### Task goal
Please arrange the lines of the records below as a numbered list. Skip any blank lines and leave out the pictures.

[Annotated element entries]
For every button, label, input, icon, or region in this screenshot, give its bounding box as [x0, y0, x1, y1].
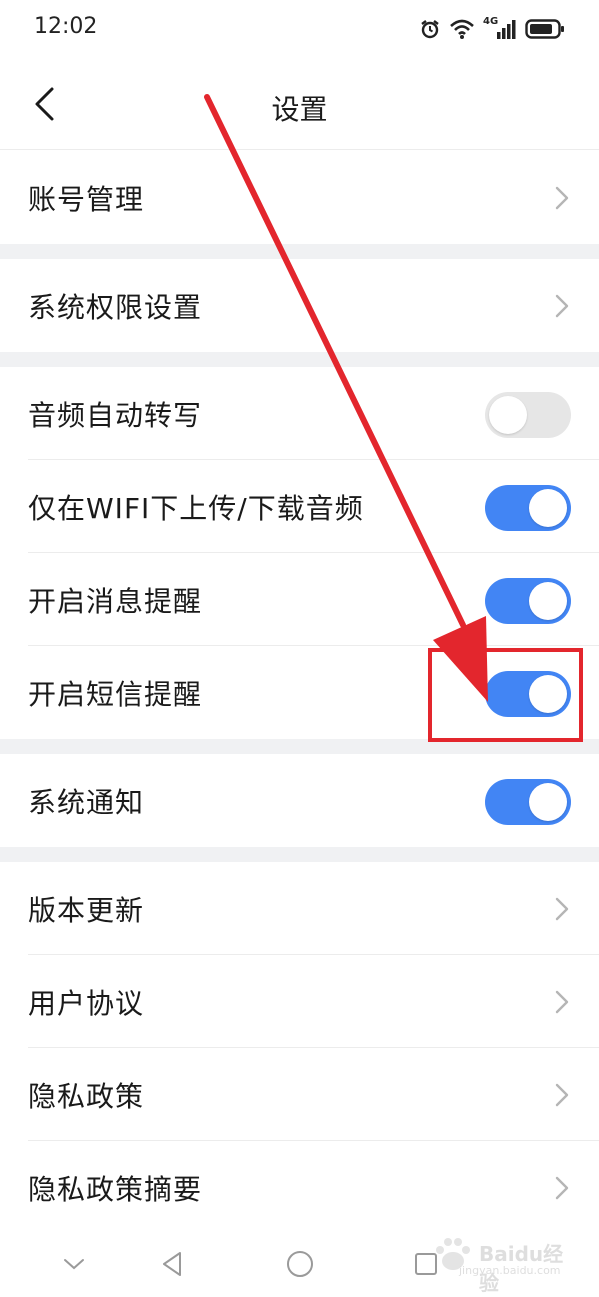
section-gap — [0, 352, 599, 367]
row-label: 账号管理 — [28, 182, 145, 216]
toggle-knob — [529, 783, 567, 821]
row-user-agreement[interactable]: 用户协议 — [0, 955, 599, 1048]
row-version-update[interactable]: 版本更新 — [0, 862, 599, 955]
row-account-management[interactable]: 账号管理 — [0, 151, 599, 244]
toggle-knob — [489, 396, 527, 434]
row-message-reminder: 开启消息提醒 — [0, 553, 599, 646]
status-time: 12:02 — [34, 14, 98, 39]
row-label: 开启短信提醒 — [28, 677, 203, 711]
header: 设置 — [0, 58, 599, 150]
system-notification-toggle[interactable] — [485, 779, 571, 825]
collapse-button[interactable] — [54, 1244, 94, 1284]
status-icons: 4G — [419, 14, 565, 44]
row-label: 版本更新 — [28, 893, 145, 927]
row-label: 系统权限设置 — [28, 290, 203, 324]
annotation-highlight-box — [428, 648, 583, 742]
toggle-knob — [529, 582, 567, 620]
message-reminder-toggle[interactable] — [485, 578, 571, 624]
status-bar: 12:02 4G — [0, 0, 599, 58]
alarm-icon — [419, 18, 441, 40]
collapse-icon — [64, 1259, 84, 1270]
row-wifi-only-audio: 仅在WIFI下上传/下载音频 — [0, 460, 599, 553]
wifi-icon — [449, 18, 475, 40]
page-title: 设置 — [271, 93, 328, 126]
battery-icon — [525, 18, 565, 40]
home-circle-icon — [287, 1251, 313, 1277]
chevron-right-icon — [555, 897, 569, 921]
row-audio-auto-transcribe: 音频自动转写 — [0, 367, 599, 460]
row-label: 隐私政策 — [28, 1079, 145, 1113]
chevron-right-icon — [555, 1176, 569, 1200]
back-triangle-icon — [163, 1252, 181, 1276]
chevron-right-icon — [555, 294, 569, 318]
row-label: 用户协议 — [28, 986, 145, 1020]
wifi-only-audio-toggle[interactable] — [485, 485, 571, 531]
row-label: 隐私政策摘要 — [28, 1172, 203, 1206]
back-nav-button[interactable] — [152, 1244, 192, 1284]
row-label: 开启消息提醒 — [28, 584, 203, 618]
row-label: 仅在WIFI下上传/下载音频 — [28, 491, 364, 525]
row-label: 音频自动转写 — [28, 398, 203, 432]
row-privacy-policy[interactable]: 隐私政策 — [0, 1048, 599, 1141]
chevron-right-icon — [555, 990, 569, 1014]
home-button[interactable] — [280, 1244, 320, 1284]
chevron-right-icon — [555, 186, 569, 210]
row-system-permissions[interactable]: 系统权限设置 — [0, 259, 599, 352]
row-system-notification: 系统通知 — [0, 754, 599, 847]
signal-icon: 4G — [483, 17, 517, 41]
row-privacy-policy-summary[interactable]: 隐私政策摘要 — [0, 1141, 599, 1234]
chevron-right-icon — [555, 1083, 569, 1107]
baidu-jingyan-watermark: Baidu经验 jingyan.baidu.com — [429, 1230, 569, 1295]
section-gap — [0, 244, 599, 259]
section-gap — [0, 847, 599, 862]
audio-auto-transcribe-toggle[interactable] — [485, 392, 571, 438]
toggle-knob — [529, 489, 567, 527]
row-label: 系统通知 — [28, 785, 145, 819]
watermark-url: jingyan.baidu.com — [459, 1264, 561, 1277]
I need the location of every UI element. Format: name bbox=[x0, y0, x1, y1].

### Solved exercise
1. For every button, label, input, icon, or region in this screenshot, give its bounding box as [x0, y0, x1, y1].
2. section-gap — [0, 352, 599, 367]
3. row-label: 账号管理 — [28, 182, 145, 216]
4. toggle-knob — [529, 783, 567, 821]
5. row-user-agreement[interactable]: 用户协议 — [0, 955, 599, 1048]
6. row-version-update[interactable]: 版本更新 — [0, 862, 599, 955]
7. row-account-management[interactable]: 账号管理 — [0, 151, 599, 244]
8. toggle-knob — [489, 396, 527, 434]
9. row-message-reminder: 开启消息提醒 — [0, 553, 599, 646]
10. status-time: 12:02 — [34, 14, 98, 39]
11. row-label: 开启短信提醒 — [28, 677, 203, 711]
12. header: 设置 — [0, 58, 599, 150]
13. system-notification-toggle[interactable] — [485, 779, 571, 825]
14. collapse-button[interactable] — [54, 1244, 94, 1284]
15. status-icons: 4G — [419, 14, 565, 44]
16. row-label: 版本更新 — [28, 893, 145, 927]
17. row-label: 系统权限设置 — [28, 290, 203, 324]
18. annotation-highlight-box — [428, 648, 583, 742]
19. toggle-knob — [529, 582, 567, 620]
20. message-reminder-toggle[interactable] — [485, 578, 571, 624]
21. status-bar: 12:02 4G — [0, 0, 599, 58]
22. alarm-icon — [419, 18, 441, 40]
23. collapse-icon — [64, 1259, 84, 1270]
24. row-wifi-only-audio: 仅在WIFI下上传/下载音频 — [0, 460, 599, 553]
25. wifi-icon — [449, 18, 475, 40]
26. page-title: 设置 — [271, 93, 328, 126]
27. battery-icon — [525, 18, 565, 40]
28. home-circle-icon — [287, 1251, 313, 1277]
29. chevron-right-icon — [555, 897, 569, 921]
30. row-audio-auto-transcribe: 音频自动转写 — [0, 367, 599, 460]
31. row-label: 隐私政策 — [28, 1079, 145, 1113]
32. chevron-right-icon — [555, 1176, 569, 1200]
33. back-triangle-icon — [163, 1252, 181, 1276]
34. chevron-right-icon — [555, 294, 569, 318]
35. row-label: 用户协议 — [28, 986, 145, 1020]
36. wifi-only-audio-toggle[interactable] — [485, 485, 571, 531]
37. row-label: 隐私政策摘要 — [28, 1172, 203, 1206]
38. back-nav-button[interactable] — [152, 1244, 192, 1284]
39. row-label: 开启消息提醒 — [28, 584, 203, 618]
40. row-label: 仅在WIFI下上传/下载音频 — [28, 491, 364, 525]
41. row-label: 音频自动转写 — [28, 398, 203, 432]
42. row-privacy-policy[interactable]: 隐私政策 — [0, 1048, 599, 1141]
43. chevron-right-icon — [555, 990, 569, 1014]
44. home-button[interactable] — [280, 1244, 320, 1284]
45. chevron-right-icon — [555, 186, 569, 210]
46. row-system-permissions[interactable]: 系统权限设置 — [0, 259, 599, 352]
47. row-system-notification: 系统通知 — [0, 754, 599, 847]
48. signal-icon: 4G — [483, 17, 517, 41]
49. row-privacy-policy-summary[interactable]: 隐私政策摘要 — [0, 1141, 599, 1234]
50. chevron-right-icon — [555, 1083, 569, 1107]
51. baidu-jingyan-watermark: Baidu经验 jingyan.baidu.com — [429, 1230, 569, 1295]
52. section-gap — [0, 244, 599, 259]
53. section-gap — [0, 847, 599, 862]
54. audio-auto-transcribe-toggle[interactable] — [485, 392, 571, 438]
55. toggle-knob — [529, 489, 567, 527]
56. row-label: 系统通知 — [28, 785, 145, 819]
57. watermark-url: jingyan.baidu.com — [459, 1264, 561, 1277]
58. I need the location of every UI element. Format: name bbox=[x0, y0, x1, y1].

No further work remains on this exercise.